*Text extract:*

■ ■ ■ ■ ■ ■ ■

This pen & ink-like drawing of rolling waves is obviously a knock-off of the very popular (and very expensive) “Nuvolette” in the Fornasetti collection by Cole & Son.

I have to say – I think I like this one better. The pattern is more homogeneous and less overpowering. Yet you still get the same feel of movement from the rolling waves. And it has the same scratchy pen-and-ink feel as the other, plus a few seagulls tossed in, too.

This design is by Eijffinger. I hung it in a newly-remodeled and expanded home in the Woodland Heights neighborhood of Houston. It is a non-woven material, and is designed to be hung via the paste-the-wall method. I did use this method this time, as it was one accent wall in a dining room, with no intricate cuts nor difficult spaces to access. It went up beautifully, with near-invisible seams.

Clouds on Blue Sky in a Baby’s Nursery – Accent Wall

February 24, 2015

Digital Image

Digital Image

Digital Image

Digital Image

Here is my second accent wall in a to-be-born baby’s nursery in two days. (And I have a third one later this week!) This wallpaper is by Spoonflower. I generally like working with their product, but it does take a bit of a learning curve.

■ ■ ■ ■ ■ ■ ■

*Dataset extract:*
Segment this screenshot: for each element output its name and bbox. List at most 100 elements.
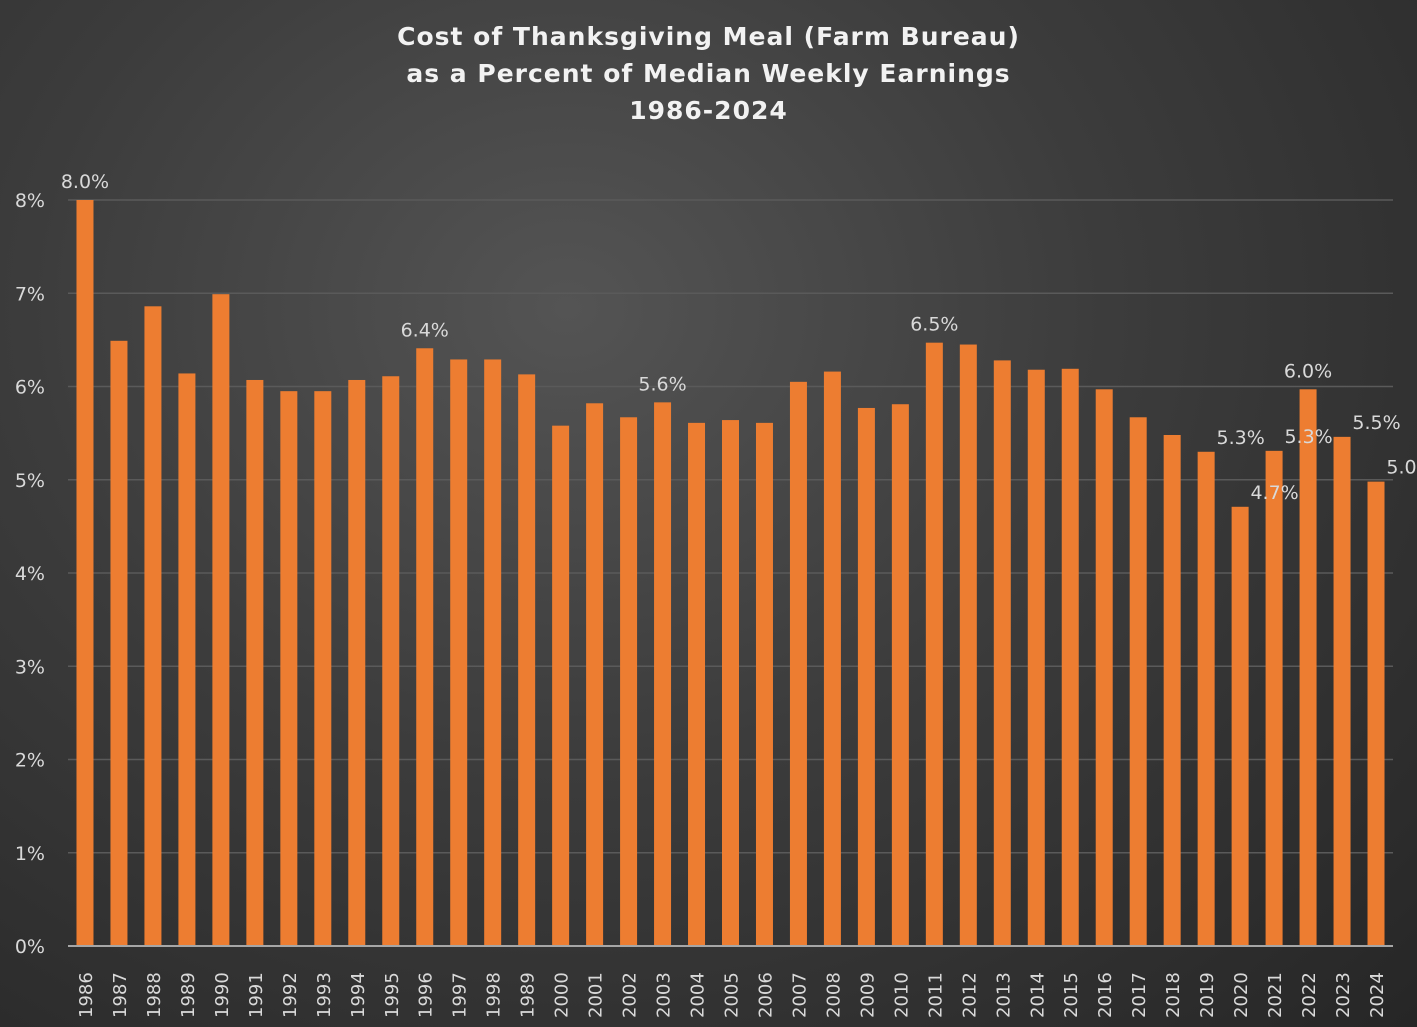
bar-2010 xyxy=(891,404,909,946)
bar-2000 xyxy=(552,425,570,946)
x-tick-label: 2008 xyxy=(823,972,844,1018)
x-tick-label: 1993 xyxy=(314,972,335,1018)
x-tick-label: 2018 xyxy=(1163,972,1184,1018)
x-tick-label: 2013 xyxy=(993,972,1014,1018)
bar-1988 xyxy=(144,306,162,946)
bar-1998 xyxy=(484,359,502,946)
x-tick-label: 1996 xyxy=(416,972,437,1018)
x-tick-label: 2020 xyxy=(1231,972,1252,1018)
bar-2021 xyxy=(1265,450,1283,946)
x-tick-label: 1992 xyxy=(280,972,301,1018)
bar-2001 xyxy=(586,403,604,946)
x-tick-label: 2022 xyxy=(1299,972,1320,1018)
x-tick-label: 1991 xyxy=(246,972,267,1018)
x-tick-label: 1987 xyxy=(110,972,131,1018)
x-tick-label: 2010 xyxy=(891,972,912,1018)
y-tick-label: 6% xyxy=(15,377,45,399)
data-label: 4.7% xyxy=(1250,482,1298,504)
bar-1992 xyxy=(280,391,298,947)
bar-2014 xyxy=(1027,369,1045,947)
chart-title-line-3: 1986-2024 xyxy=(629,96,788,125)
bar-2018 xyxy=(1163,434,1181,946)
x-tick-label: 2017 xyxy=(1129,972,1150,1018)
bar-1995 xyxy=(382,376,400,946)
bar-1989 xyxy=(178,373,196,946)
chart-title-line-2: as a Percent of Median Weekly Earnings xyxy=(406,59,1011,88)
bar-2009 xyxy=(857,407,875,946)
y-tick-label: 8% xyxy=(15,190,45,212)
chart-title: Cost of Thanksgiving Meal (Farm Bureau) … xyxy=(0,18,1417,129)
x-tick-label: 2000 xyxy=(552,972,573,1018)
bar-2015 xyxy=(1061,368,1079,947)
data-label: 6.0% xyxy=(1284,360,1332,382)
bar-2007 xyxy=(789,381,807,946)
bar-2002 xyxy=(620,417,638,947)
x-tick-label: 1989 xyxy=(178,972,199,1018)
x-tick-label: 2005 xyxy=(722,972,743,1018)
bar-2024 xyxy=(1367,481,1385,946)
x-tick-label: 2006 xyxy=(755,972,776,1018)
x-tick-label: 1986 xyxy=(76,972,97,1018)
x-tick-label: 2002 xyxy=(620,972,641,1018)
x-tick-label: 2003 xyxy=(654,972,675,1018)
x-tick-label: 1990 xyxy=(212,972,233,1018)
bar-2006 xyxy=(755,422,773,946)
chart-title-line-1: Cost of Thanksgiving Meal (Farm Bureau) xyxy=(397,22,1020,51)
bar-2023 xyxy=(1333,436,1351,946)
bar-1994 xyxy=(348,379,366,946)
data-label: 5.3% xyxy=(1217,427,1265,449)
bar-2005 xyxy=(722,420,739,946)
x-tick-label: 2016 xyxy=(1095,972,1116,1018)
x-tick-label: 1994 xyxy=(348,972,369,1018)
data-label: 6.4% xyxy=(401,319,449,341)
data-label: 5.3% xyxy=(1284,426,1332,448)
y-tick-label: 4% xyxy=(15,563,45,585)
y-tick-label: 1% xyxy=(15,843,45,865)
data-label: 6.5% xyxy=(910,314,958,336)
x-tick-label: 1995 xyxy=(382,972,403,1018)
x-tick-label: 2001 xyxy=(586,972,607,1018)
bar-1989 xyxy=(518,374,536,946)
data-label: 5.5% xyxy=(1352,412,1400,434)
y-tick-label: 5% xyxy=(15,470,45,492)
bar-1991 xyxy=(246,379,264,946)
x-tick-label: 2011 xyxy=(925,972,946,1018)
x-tick-label: 2015 xyxy=(1061,972,1082,1018)
bar-2003 xyxy=(654,402,672,946)
bar-1987 xyxy=(110,340,128,946)
x-tick-label: 1998 xyxy=(484,972,505,1018)
x-tick-label: 2014 xyxy=(1027,972,1048,1018)
bar-2004 xyxy=(688,422,706,946)
x-tick-label: 1988 xyxy=(144,972,165,1018)
bar-2020 xyxy=(1231,506,1249,946)
bar-2011 xyxy=(925,342,943,946)
x-tick-label: 2023 xyxy=(1333,972,1354,1018)
x-tick-label: 2007 xyxy=(789,972,810,1018)
bar-2012 xyxy=(959,344,977,947)
x-tick-label: 1989 xyxy=(518,972,539,1018)
bar-2019 xyxy=(1197,451,1215,946)
bar-1986 xyxy=(76,200,94,946)
data-label: 5.6% xyxy=(638,373,686,395)
x-tick-label: 2004 xyxy=(688,972,709,1018)
data-label: 5.0% xyxy=(1386,457,1417,479)
bar-2013 xyxy=(993,360,1011,946)
x-tick-label: 2024 xyxy=(1367,972,1388,1018)
y-tick-label: 3% xyxy=(15,656,45,678)
x-tick-label: 2019 xyxy=(1197,972,1218,1018)
bar-1996 xyxy=(416,348,434,947)
x-tick-label: 1997 xyxy=(450,972,471,1018)
bar-2008 xyxy=(823,371,841,947)
y-tick-label: 2% xyxy=(15,750,45,772)
x-tick-label: 2012 xyxy=(959,972,980,1018)
x-tick-label: 2021 xyxy=(1265,972,1286,1018)
bar-1997 xyxy=(450,359,468,946)
data-label: 8.0% xyxy=(61,171,109,193)
bar-2016 xyxy=(1095,389,1113,946)
bar-2022 xyxy=(1299,389,1317,946)
x-tick-label: 2009 xyxy=(857,972,878,1018)
y-tick-label: 7% xyxy=(15,283,45,305)
bar-2017 xyxy=(1129,417,1147,947)
y-tick-label: 0% xyxy=(15,936,45,958)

■ ■ ■ ■ ■ ■ ■

*Task to carry out:*
List every company the wallpaper text names as the maker of a wallpaper.

*Solution to this task:*
Cole & Son
Eijffinger
Spoonflower